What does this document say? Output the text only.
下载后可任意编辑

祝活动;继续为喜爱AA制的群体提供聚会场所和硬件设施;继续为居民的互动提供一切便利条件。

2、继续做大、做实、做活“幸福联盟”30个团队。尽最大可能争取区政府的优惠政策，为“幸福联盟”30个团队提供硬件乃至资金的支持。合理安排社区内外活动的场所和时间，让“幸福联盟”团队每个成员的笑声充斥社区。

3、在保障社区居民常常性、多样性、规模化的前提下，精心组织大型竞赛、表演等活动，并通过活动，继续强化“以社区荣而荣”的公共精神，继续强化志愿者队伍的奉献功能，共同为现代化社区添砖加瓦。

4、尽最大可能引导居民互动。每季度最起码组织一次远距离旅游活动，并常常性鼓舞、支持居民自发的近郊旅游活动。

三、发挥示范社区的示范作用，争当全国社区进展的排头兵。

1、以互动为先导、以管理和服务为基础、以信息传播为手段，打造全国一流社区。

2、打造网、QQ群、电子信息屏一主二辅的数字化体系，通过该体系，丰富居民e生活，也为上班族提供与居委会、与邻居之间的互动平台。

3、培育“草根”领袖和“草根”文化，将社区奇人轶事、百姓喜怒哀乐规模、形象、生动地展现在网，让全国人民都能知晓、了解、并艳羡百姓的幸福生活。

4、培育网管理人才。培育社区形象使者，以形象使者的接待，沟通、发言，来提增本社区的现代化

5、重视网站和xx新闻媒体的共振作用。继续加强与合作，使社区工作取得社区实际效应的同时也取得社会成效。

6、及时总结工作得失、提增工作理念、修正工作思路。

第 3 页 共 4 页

- - - - - - -

GIVEN TASK: Every record shown above should be written out again exactly.

ANSWER BELOW:
What does this document say? Output the text only.
下载后可任意编辑

祝活动;继续为喜爱AA制的群体提供聚会场所和硬件设施;继续为居民的互动提供一切便利条件。

2、继续做大、做实、做活“幸福联盟”30个团队。尽最大可能争取区政府的优惠政策，为“幸福联盟”30个团队提供硬件乃至资金的支持。合理安排社区内外活动的场所和时间，让“幸福联盟”团队每个成员的笑声充斥社区。

3、在保障社区居民常常性、多样性、规模化的前提下，精心组织大型竞赛、表演等活动，并通过活动，继续强化“以社区荣而荣”的公共精神，继续强化志愿者队伍的奉献功能，共同为现代化社区添砖加瓦。

4、尽最大可能引导居民互动。每季度最起码组织一次远距离旅游活动，并常常性鼓舞、支持居民自发的近郊旅游活动。

三、发挥示范社区的示范作用，争当全国社区进展的排头兵。

1、以互动为先导、以管理和服务为基础、以信息传播为手段，打造全国一流社区。

2、打造网、QQ群、电子信息屏一主二辅的数字化体系，通过该体系，丰富居民e生活，也为上班族提供与居委会、与邻居之间的互动平台。

3、培育“草根”领袖和“草根”文化，将社区奇人轶事、百姓喜怒哀乐规模、形象、生动地展现在网，让全国人民都能知晓、了解、并艳羡百姓的幸福生活。

4、培育网管理人才。培育社区形象使者，以形象使者的接待，沟通、发言，来提增本社区的现代化

5、重视网站和xx新闻媒体的共振作用。继续加强与合作，使社区工作取得社区实际效应的同时也取得社会成效。

6、及时总结工作得失、提增工作理念、修正工作思路。

第 3 页 共 4 页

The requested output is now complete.